=== Stored entries ===
_ _ _ _ _ _ _
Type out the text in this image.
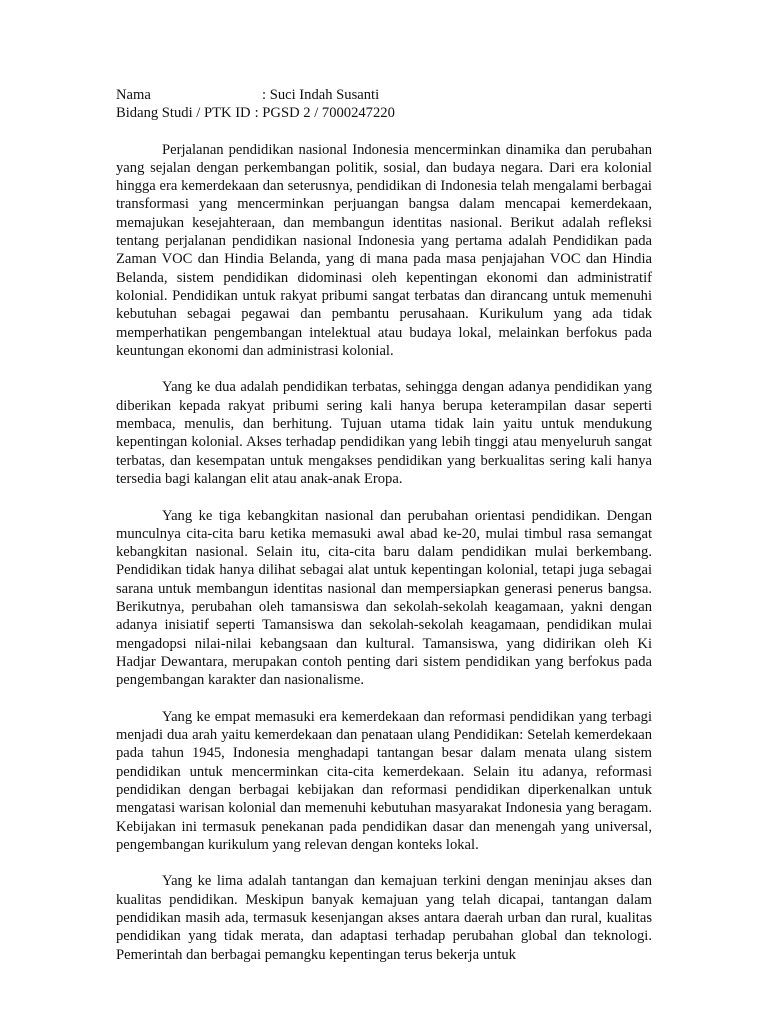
Nama	: Suci Indah Susanti
Bidang Studi / PTK ID : PGSD 2 / 7000247220

Perjalanan pendidikan nasional Indonesia mencerminkan dinamika dan perubahan yang sejalan dengan perkembangan politik, sosial, dan budaya negara. Dari era kolonial hingga era kemerdekaan dan seterusnya, pendidikan di Indonesia telah mengalami berbagai transformasi yang mencerminkan perjuangan bangsa dalam mencapai kemerdekaan, memajukan kesejahteraan, dan membangun identitas nasional. Berikut adalah refleksi tentang perjalanan pendidikan nasional Indonesia yang pertama adalah Pendidikan pada Zaman VOC dan Hindia Belanda, yang di mana pada masa penjajahan VOC dan Hindia Belanda, sistem pendidikan didominasi oleh kepentingan ekonomi dan administratif kolonial. Pendidikan untuk rakyat pribumi sangat terbatas dan dirancang untuk memenuhi kebutuhan sebagai pegawai dan pembantu perusahaan. Kurikulum yang ada tidak memperhatikan pengembangan intelektual atau budaya lokal, melainkan berfokus pada keuntungan ekonomi dan administrasi kolonial.

Yang ke dua adalah pendidikan terbatas, sehingga dengan adanya pendidikan yang diberikan kepada rakyat pribumi sering kali hanya berupa keterampilan dasar seperti membaca, menulis, dan berhitung. Tujuan utama tidak lain yaitu untuk mendukung kepentingan kolonial. Akses terhadap pendidikan yang lebih tinggi atau menyeluruh sangat terbatas, dan kesempatan untuk mengakses pendidikan yang berkualitas sering kali hanya tersedia bagi kalangan elit atau anak-anak Eropa.

Yang ke tiga kebangkitan nasional dan perubahan orientasi pendidikan. Dengan munculnya cita-cita baru ketika memasuki awal abad ke-20, mulai timbul rasa semangat kebangkitan nasional. Selain itu, cita-cita baru dalam pendidikan mulai berkembang. Pendidikan tidak hanya dilihat sebagai alat untuk kepentingan kolonial, tetapi juga sebagai sarana untuk membangun identitas nasional dan mempersiapkan generasi penerus bangsa. Berikutnya, perubahan oleh tamansiswa dan sekolah-sekolah keagamaan, yakni dengan adanya inisiatif seperti Tamansiswa dan sekolah-sekolah keagamaan, pendidikan mulai mengadopsi nilai-nilai kebangsaan dan kultural. Tamansiswa, yang didirikan oleh Ki Hadjar Dewantara, merupakan contoh penting dari sistem pendidikan yang berfokus pada pengembangan karakter dan nasionalisme.

Yang ke empat memasuki era kemerdekaan dan reformasi pendidikan yang terbagi menjadi dua arah yaitu kemerdekaan dan penataan ulang Pendidikan: Setelah kemerdekaan pada tahun 1945, Indonesia menghadapi tantangan besar dalam menata ulang sistem pendidikan untuk mencerminkan cita-cita kemerdekaan. Selain itu adanya, reformasi pendidikan dengan berbagai kebijakan dan reformasi pendidikan diperkenalkan untuk mengatasi warisan kolonial dan memenuhi kebutuhan masyarakat Indonesia yang beragam. Kebijakan ini termasuk penekanan pada pendidikan dasar dan menengah yang universal, pengembangan kurikulum yang relevan dengan konteks lokal.

Yang ke lima adalah tantangan dan kemajuan terkini dengan meninjau akses dan kualitas pendidikan. Meskipun banyak kemajuan yang telah dicapai, tantangan dalam pendidikan masih ada, termasuk kesenjangan akses antara daerah urban dan rural, kualitas pendidikan yang tidak merata, dan adaptasi terhadap perubahan global dan teknologi. Pemerintah dan berbagai pemangku kepentingan terus bekerja untuk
_ _ _ _ _ _ _
Omit the pictures, then output the rest of the listing exactly.

Type out the text in this image.
Nama	: Suci Indah Susanti
Bidang Studi / PTK ID : PGSD 2 / 7000247220

Perjalanan pendidikan nasional Indonesia mencerminkan dinamika dan perubahan yang sejalan dengan perkembangan politik, sosial, dan budaya negara. Dari era kolonial hingga era kemerdekaan dan seterusnya, pendidikan di Indonesia telah mengalami berbagai transformasi yang mencerminkan perjuangan bangsa dalam mencapai kemerdekaan, memajukan kesejahteraan, dan membangun identitas nasional. Berikut adalah refleksi tentang perjalanan pendidikan nasional Indonesia yang pertama adalah Pendidikan pada Zaman VOC dan Hindia Belanda, yang di mana pada masa penjajahan VOC dan Hindia Belanda, sistem pendidikan didominasi oleh kepentingan ekonomi dan administratif kolonial. Pendidikan untuk rakyat pribumi sangat terbatas dan dirancang untuk memenuhi kebutuhan sebagai pegawai dan pembantu perusahaan. Kurikulum yang ada tidak memperhatikan pengembangan intelektual atau budaya lokal, melainkan berfokus pada keuntungan ekonomi dan administrasi kolonial.

Yang ke dua adalah pendidikan terbatas, sehingga dengan adanya pendidikan yang diberikan kepada rakyat pribumi sering kali hanya berupa keterampilan dasar seperti membaca, menulis, dan berhitung. Tujuan utama tidak lain yaitu untuk mendukung kepentingan kolonial. Akses terhadap pendidikan yang lebih tinggi atau menyeluruh sangat terbatas, dan kesempatan untuk mengakses pendidikan yang berkualitas sering kali hanya tersedia bagi kalangan elit atau anak-anak Eropa.

Yang ke tiga kebangkitan nasional dan perubahan orientasi pendidikan. Dengan munculnya cita-cita baru ketika memasuki awal abad ke-20, mulai timbul rasa semangat kebangkitan nasional. Selain itu, cita-cita baru dalam pendidikan mulai berkembang. Pendidikan tidak hanya dilihat sebagai alat untuk kepentingan kolonial, tetapi juga sebagai sarana untuk membangun identitas nasional dan mempersiapkan generasi penerus bangsa. Berikutnya, perubahan oleh tamansiswa dan sekolah-sekolah keagamaan, yakni dengan adanya inisiatif seperti Tamansiswa dan sekolah-sekolah keagamaan, pendidikan mulai mengadopsi nilai-nilai kebangsaan dan kultural. Tamansiswa, yang didirikan oleh Ki Hadjar Dewantara, merupakan contoh penting dari sistem pendidikan yang berfokus pada pengembangan karakter dan nasionalisme.

Yang ke empat memasuki era kemerdekaan dan reformasi pendidikan yang terbagi menjadi dua arah yaitu kemerdekaan dan penataan ulang Pendidikan: Setelah kemerdekaan pada tahun 1945, Indonesia menghadapi tantangan besar dalam menata ulang sistem pendidikan untuk mencerminkan cita-cita kemerdekaan. Selain itu adanya, reformasi pendidikan dengan berbagai kebijakan dan reformasi pendidikan diperkenalkan untuk mengatasi warisan kolonial dan memenuhi kebutuhan masyarakat Indonesia yang beragam. Kebijakan ini termasuk penekanan pada pendidikan dasar dan menengah yang universal, pengembangan kurikulum yang relevan dengan konteks lokal.

Yang ke lima adalah tantangan dan kemajuan terkini dengan meninjau akses dan kualitas pendidikan. Meskipun banyak kemajuan yang telah dicapai, tantangan dalam pendidikan masih ada, termasuk kesenjangan akses antara daerah urban dan rural, kualitas pendidikan yang tidak merata, dan adaptasi terhadap perubahan global dan teknologi. Pemerintah dan berbagai pemangku kepentingan terus bekerja untuk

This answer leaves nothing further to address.